# The problem
Quote the entries word for word. Omit the pictures.

==== Listed entries

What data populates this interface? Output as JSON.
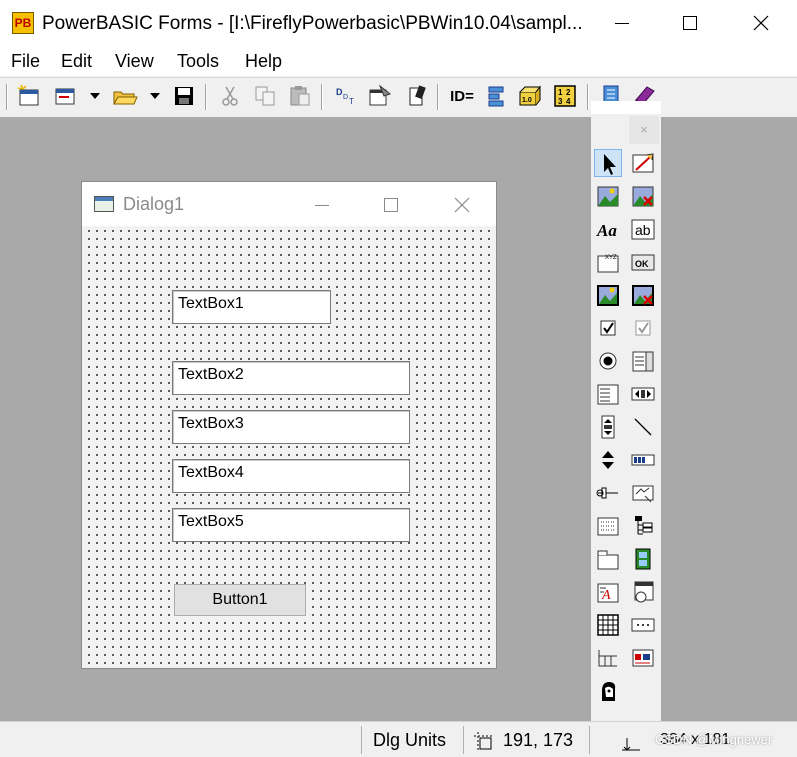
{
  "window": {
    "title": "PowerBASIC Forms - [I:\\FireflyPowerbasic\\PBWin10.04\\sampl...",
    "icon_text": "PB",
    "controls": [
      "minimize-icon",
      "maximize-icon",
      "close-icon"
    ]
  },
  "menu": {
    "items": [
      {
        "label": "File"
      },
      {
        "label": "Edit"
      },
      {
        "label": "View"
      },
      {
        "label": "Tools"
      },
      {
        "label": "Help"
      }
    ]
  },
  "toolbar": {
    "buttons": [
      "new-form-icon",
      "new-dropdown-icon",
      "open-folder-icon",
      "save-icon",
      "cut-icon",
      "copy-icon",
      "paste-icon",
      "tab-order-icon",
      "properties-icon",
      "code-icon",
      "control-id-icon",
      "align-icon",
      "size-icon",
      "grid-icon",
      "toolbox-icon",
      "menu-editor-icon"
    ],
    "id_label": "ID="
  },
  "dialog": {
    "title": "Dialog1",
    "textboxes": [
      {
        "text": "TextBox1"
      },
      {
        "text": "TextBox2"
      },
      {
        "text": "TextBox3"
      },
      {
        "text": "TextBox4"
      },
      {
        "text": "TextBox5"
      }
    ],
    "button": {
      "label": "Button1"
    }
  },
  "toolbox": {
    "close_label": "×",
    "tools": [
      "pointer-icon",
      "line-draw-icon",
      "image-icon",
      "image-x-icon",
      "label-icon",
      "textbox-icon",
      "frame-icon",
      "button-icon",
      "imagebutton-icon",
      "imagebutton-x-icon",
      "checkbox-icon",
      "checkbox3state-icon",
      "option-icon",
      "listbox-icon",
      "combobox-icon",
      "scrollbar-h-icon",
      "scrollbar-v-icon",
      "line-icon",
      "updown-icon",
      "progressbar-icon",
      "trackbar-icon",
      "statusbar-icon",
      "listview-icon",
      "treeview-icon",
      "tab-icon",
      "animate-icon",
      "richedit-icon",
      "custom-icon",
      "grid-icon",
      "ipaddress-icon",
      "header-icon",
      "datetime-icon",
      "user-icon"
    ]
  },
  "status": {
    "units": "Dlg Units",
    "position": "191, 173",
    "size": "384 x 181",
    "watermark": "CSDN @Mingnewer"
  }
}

========

# Output for this exercise
What data populates this interface? Output as JSON.
{
  "window": {
    "title": "PowerBASIC Forms - [I:\\FireflyPowerbasic\\PBWin10.04\\sampl...",
    "icon_text": "PB",
    "controls": [
      "minimize-icon",
      "maximize-icon",
      "close-icon"
    ]
  },
  "menu": {
    "items": [
      {
        "label": "File"
      },
      {
        "label": "Edit"
      },
      {
        "label": "View"
      },
      {
        "label": "Tools"
      },
      {
        "label": "Help"
      }
    ]
  },
  "toolbar": {
    "buttons": [
      "new-form-icon",
      "new-dropdown-icon",
      "open-folder-icon",
      "save-icon",
      "cut-icon",
      "copy-icon",
      "paste-icon",
      "tab-order-icon",
      "properties-icon",
      "code-icon",
      "control-id-icon",
      "align-icon",
      "size-icon",
      "grid-icon",
      "toolbox-icon",
      "menu-editor-icon"
    ],
    "id_label": "ID="
  },
  "dialog": {
    "title": "Dialog1",
    "textboxes": [
      {
        "text": "TextBox1"
      },
      {
        "text": "TextBox2"
      },
      {
        "text": "TextBox3"
      },
      {
        "text": "TextBox4"
      },
      {
        "text": "TextBox5"
      }
    ],
    "button": {
      "label": "Button1"
    }
  },
  "toolbox": {
    "close_label": "×",
    "tools": [
      "pointer-icon",
      "line-draw-icon",
      "image-icon",
      "image-x-icon",
      "label-icon",
      "textbox-icon",
      "frame-icon",
      "button-icon",
      "imagebutton-icon",
      "imagebutton-x-icon",
      "checkbox-icon",
      "checkbox3state-icon",
      "option-icon",
      "listbox-icon",
      "combobox-icon",
      "scrollbar-h-icon",
      "scrollbar-v-icon",
      "line-icon",
      "updown-icon",
      "progressbar-icon",
      "trackbar-icon",
      "statusbar-icon",
      "listview-icon",
      "treeview-icon",
      "tab-icon",
      "animate-icon",
      "richedit-icon",
      "custom-icon",
      "grid-icon",
      "ipaddress-icon",
      "header-icon",
      "datetime-icon",
      "user-icon"
    ]
  },
  "status": {
    "units": "Dlg Units",
    "position": "191, 173",
    "size": "384 x 181",
    "watermark": "CSDN @Mingnewer"
  }
}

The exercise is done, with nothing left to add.